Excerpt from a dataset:
-*-

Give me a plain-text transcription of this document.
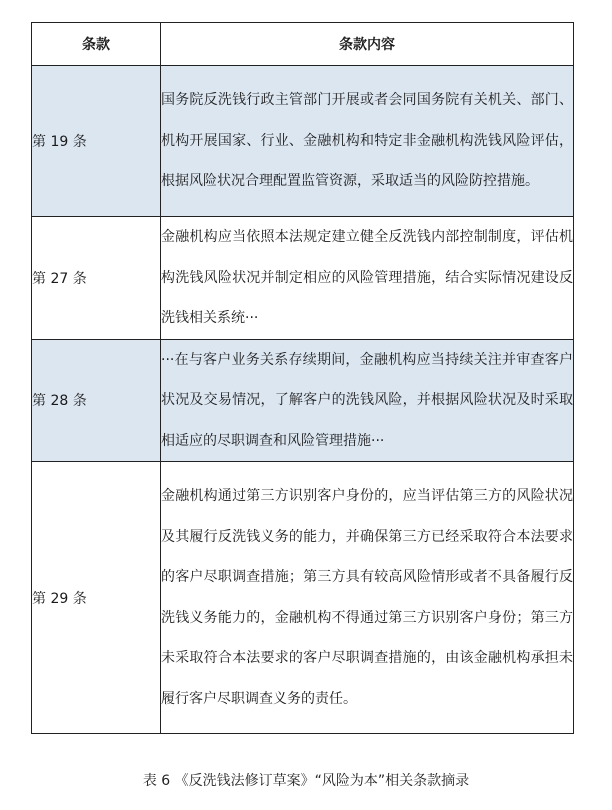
条款	条款内容
第 19 条	国务院反洗钱行政主管部门开展或者会同国务院有关机关、部门、机构开展国家、行业、金融机构和特定非金融机构洗钱风险评估，根据风险状况合理配置监管资源，采取适当的风险防控措施。
第 27 条	金融机构应当依照本法规定建立健全反洗钱内部控制制度，评估机构洗钱风险状况并制定相应的风险管理措施，结合实际情况建设反洗钱相关系统···
第 28 条	···在与客户业务关系存续期间，金融机构应当持续关注并审查客户状况及交易情况，了解客户的洗钱风险，并根据风险状况及时采取相适应的尽职调查和风险管理措施···
第 29 条	金融机构通过第三方识别客户身份的，应当评估第三方的风险状况及其履行反洗钱义务的能力，并确保第三方已经采取符合本法要求的客户尽职调查措施；第三方具有较高风险情形或者不具备履行反洗钱义务能力的，金融机构不得通过第三方识别客户身份；第三方未采取符合本法要求的客户尽职调查措施的，由该金融机构承担未履行客户尽职调查义务的责任。
表 6 《反洗钱法修订草案》“风险为本”相关条款摘录
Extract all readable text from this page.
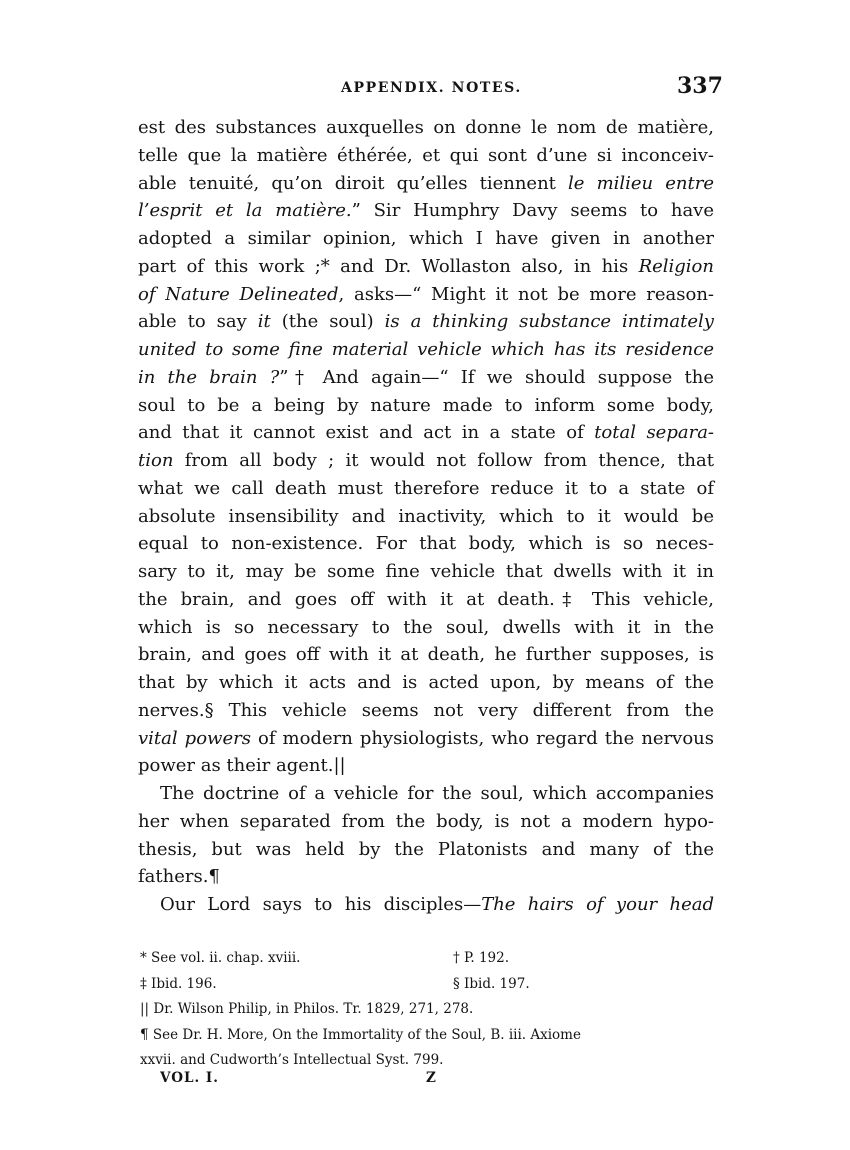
APPENDIX. NOTES.	337
est des substances auxquelles on donne le nom de matière,
telle que la matière éthérée, et qui sont d’une si inconceiv-
able tenuité, qu’on diroit qu’elles tiennent le milieu entre
l’esprit et la matière.” Sir Humphry Davy seems to have
adopted a similar opinion, which I have given in another
part of this work ;* and Dr. Wollaston also, in his Religion
of Nature Delineated, asks—“ Might it not be more reason-
able to say it (the soul) is a thinking substance intimately
united to some fine material vehicle which has its residence
in the brain ?”† And again—“ If we should suppose the
soul to be a being by nature made to inform some body,
and that it cannot exist and act in a state of total separa-
tion from all body ; it would not follow from thence, that
what we call death must therefore reduce it to a state of
absolute insensibility and inactivity, which to it would be
equal to non-existence. For that body, which is so neces-
sary to it, may be some fine vehicle that dwells with it in
the brain, and goes off with it at death.‡ This vehicle,
which is so necessary to the soul, dwells with it in the
brain, and goes off with it at death, he further supposes, is
that by which it acts and is acted upon, by means of the
nerves.§ This vehicle seems not very different from the
vital powers of modern physiologists, who regard the nervous
power as their agent.||
The doctrine of a vehicle for the soul, which accompanies
her when separated from the body, is not a modern hypo-
thesis, but was held by the Platonists and many of the
fathers.¶
Our Lord says to his disciples—The hairs of your head
* See vol. ii. chap. xviii.	† P. 192.
‡ Ibid. 196.	§ Ibid. 197.
|| Dr. Wilson Philip, in Philos. Tr. 1829, 271, 278.
¶ See Dr. H. More, On the Immortality of the Soul, B. iii. Axiome
xxvii. and Cudworth’s Intellectual Syst. 799.
VOL. I.	Z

-*-

**Given instruction**
Among the lines of the material, find those that hold the word "have" and copy them.

**Full answer**
l’esprit et la matière.” Sir Humphry Davy seems to have
adopted a similar opinion, which I have given in another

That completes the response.